> [Objective]
Copy the records below exactly as they are written.

##### Data in this exercise #####

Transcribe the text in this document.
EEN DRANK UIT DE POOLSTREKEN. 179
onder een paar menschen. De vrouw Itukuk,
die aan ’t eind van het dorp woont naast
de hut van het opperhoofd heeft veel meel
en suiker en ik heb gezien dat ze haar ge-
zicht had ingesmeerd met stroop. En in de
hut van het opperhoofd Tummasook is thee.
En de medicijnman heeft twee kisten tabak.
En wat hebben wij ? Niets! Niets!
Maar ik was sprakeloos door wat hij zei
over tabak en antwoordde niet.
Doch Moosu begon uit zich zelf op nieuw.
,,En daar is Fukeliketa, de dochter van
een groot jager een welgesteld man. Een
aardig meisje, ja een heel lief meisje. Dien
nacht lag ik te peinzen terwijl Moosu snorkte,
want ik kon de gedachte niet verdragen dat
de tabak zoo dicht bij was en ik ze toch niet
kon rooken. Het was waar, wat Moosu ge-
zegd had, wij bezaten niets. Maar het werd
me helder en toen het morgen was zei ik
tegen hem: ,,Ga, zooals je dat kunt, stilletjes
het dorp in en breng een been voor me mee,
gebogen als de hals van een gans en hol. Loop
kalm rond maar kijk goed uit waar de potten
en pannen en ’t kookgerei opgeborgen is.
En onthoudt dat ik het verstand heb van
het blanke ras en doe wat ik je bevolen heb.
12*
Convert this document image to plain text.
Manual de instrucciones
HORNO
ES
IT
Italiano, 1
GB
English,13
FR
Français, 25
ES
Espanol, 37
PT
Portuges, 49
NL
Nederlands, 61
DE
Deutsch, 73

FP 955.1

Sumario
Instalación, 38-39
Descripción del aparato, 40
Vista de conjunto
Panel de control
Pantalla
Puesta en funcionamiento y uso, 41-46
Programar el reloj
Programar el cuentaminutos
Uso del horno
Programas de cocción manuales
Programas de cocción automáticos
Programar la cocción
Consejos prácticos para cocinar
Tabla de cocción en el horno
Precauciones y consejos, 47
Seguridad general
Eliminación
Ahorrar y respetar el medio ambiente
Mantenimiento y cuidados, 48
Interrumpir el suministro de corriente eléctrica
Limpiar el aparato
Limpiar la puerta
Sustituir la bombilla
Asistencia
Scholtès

#####

> [Task output]
Transcribe the text in this document.
EEN DRANK UIT DE POOLSTREKEN. 179
onder een paar menschen. De vrouw Itukuk,
die aan ’t eind van het dorp woont naast
de hut van het opperhoofd heeft veel meel
en suiker en ik heb gezien dat ze haar ge-
zicht had ingesmeerd met stroop. En in de
hut van het opperhoofd Tummasook is thee.
En de medicijnman heeft twee kisten tabak.
En wat hebben wij ? Niets! Niets!
Maar ik was sprakeloos door wat hij zei
over tabak en antwoordde niet.
Doch Moosu begon uit zich zelf op nieuw.
,,En daar is Fukeliketa, de dochter van
een groot jager een welgesteld man. Een
aardig meisje, ja een heel lief meisje. Dien
nacht lag ik te peinzen terwijl Moosu snorkte,
want ik kon de gedachte niet verdragen dat
de tabak zoo dicht bij was en ik ze toch niet
kon rooken. Het was waar, wat Moosu ge-
zegd had, wij bezaten niets. Maar het werd
me helder en toen het morgen was zei ik
tegen hem: ,,Ga, zooals je dat kunt, stilletjes
het dorp in en breng een been voor me mee,
gebogen als de hals van een gans en hol. Loop
kalm rond maar kijk goed uit waar de potten
en pannen en ’t kookgerei opgeborgen is.
En onthoudt dat ik het verstand heb van
het blanke ras en doe wat ik je bevolen heb.
12*
Convert this document image to plain text.
Manual de instrucciones
HORNO
ES
IT
Italiano, 1
GB
English,13
FR
Français, 25
ES
Espanol, 37
PT
Portuges, 49
NL
Nederlands, 61
DE
Deutsch, 73

FP 955.1

Sumario
Instalación, 38-39
Descripción del aparato, 40
Vista de conjunto
Panel de control
Pantalla
Puesta en funcionamiento y uso, 41-46
Programar el reloj
Programar el cuentaminutos
Uso del horno
Programas de cocción manuales
Programas de cocción automáticos
Programar la cocción
Consejos prácticos para cocinar
Tabla de cocción en el horno
Precauciones y consejos, 47
Seguridad general
Eliminación
Ahorrar y respetar el medio ambiente
Mantenimiento y cuidados, 48
Interrumpir el suministro de corriente eléctrica
Limpiar el aparato
Limpiar la puerta
Sustituir la bombilla
Asistencia
Scholtès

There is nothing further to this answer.